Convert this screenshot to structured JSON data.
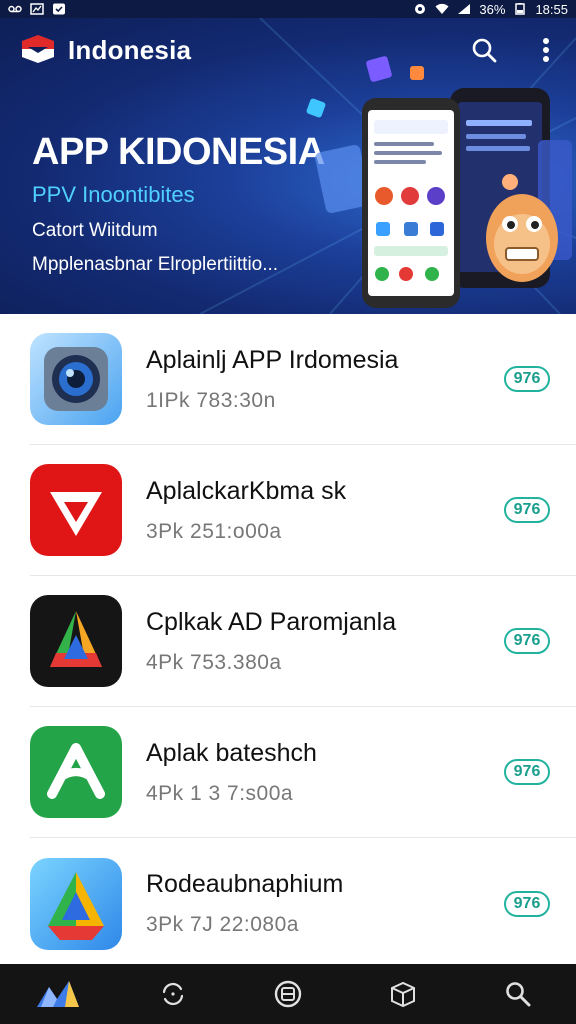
{
  "status_bar": {
    "battery_percent": "36%",
    "time": "18:55"
  },
  "header": {
    "title": "Indonesia",
    "icons": [
      "indonesia-flag-logo",
      "search-icon",
      "more-vert-icon"
    ]
  },
  "hero": {
    "heading": "APP KIDONESIA",
    "subheading": "PPV Inoontibites",
    "line1": "Catort Wiitdum",
    "line2": "Mpplenasbnar Elroplertiittio..."
  },
  "apps": [
    {
      "name": "Aplainlj APP Irdomesia",
      "meta": "1IPk 783:30n",
      "rating": "976",
      "icon": "camera-lens-icon"
    },
    {
      "name": "AplalckarKbma sk",
      "meta": "3Pk 251:o00a",
      "rating": "976",
      "icon": "red-triangle-icon"
    },
    {
      "name": "Cplkak AD Paromjanla",
      "meta": "4Pk 753.380a",
      "rating": "976",
      "icon": "multicolor-a-icon"
    },
    {
      "name": "Aplak bateshch",
      "meta": "4Pk 1 3 7:s00a",
      "rating": "976",
      "icon": "green-a-icon"
    },
    {
      "name": "Rodeaubnaphium",
      "meta": "3Pk 7J 22:080a",
      "rating": "976",
      "icon": "drive-triangle-icon"
    }
  ],
  "bottom_nav": {
    "items": [
      "home-icon",
      "refresh-icon",
      "apps-icon",
      "box-icon",
      "search-icon"
    ]
  },
  "colors": {
    "hero_dark": "#0e1f58",
    "hero_accent": "#4fd0ff",
    "rating_teal": "#22b39f",
    "nav_bg": "#141414"
  }
}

EXERCISE DESCRIPTION:
Reproduce the entries exactly. Do not carry over any picture.

EXERCISE ANSWER:
Convert this screenshot to structured JSON data.
{
  "status_bar": {
    "battery_percent": "36%",
    "time": "18:55"
  },
  "header": {
    "title": "Indonesia",
    "icons": [
      "indonesia-flag-logo",
      "search-icon",
      "more-vert-icon"
    ]
  },
  "hero": {
    "heading": "APP KIDONESIA",
    "subheading": "PPV Inoontibites",
    "line1": "Catort Wiitdum",
    "line2": "Mpplenasbnar Elroplertiittio..."
  },
  "apps": [
    {
      "name": "Aplainlj APP Irdomesia",
      "meta": "1IPk 783:30n",
      "rating": "976",
      "icon": "camera-lens-icon"
    },
    {
      "name": "AplalckarKbma sk",
      "meta": "3Pk 251:o00a",
      "rating": "976",
      "icon": "red-triangle-icon"
    },
    {
      "name": "Cplkak AD Paromjanla",
      "meta": "4Pk 753.380a",
      "rating": "976",
      "icon": "multicolor-a-icon"
    },
    {
      "name": "Aplak bateshch",
      "meta": "4Pk 1 3 7:s00a",
      "rating": "976",
      "icon": "green-a-icon"
    },
    {
      "name": "Rodeaubnaphium",
      "meta": "3Pk 7J 22:080a",
      "rating": "976",
      "icon": "drive-triangle-icon"
    }
  ],
  "bottom_nav": {
    "items": [
      "home-icon",
      "refresh-icon",
      "apps-icon",
      "box-icon",
      "search-icon"
    ]
  },
  "colors": {
    "hero_dark": "#0e1f58",
    "hero_accent": "#4fd0ff",
    "rating_teal": "#22b39f",
    "nav_bg": "#141414"
  }
}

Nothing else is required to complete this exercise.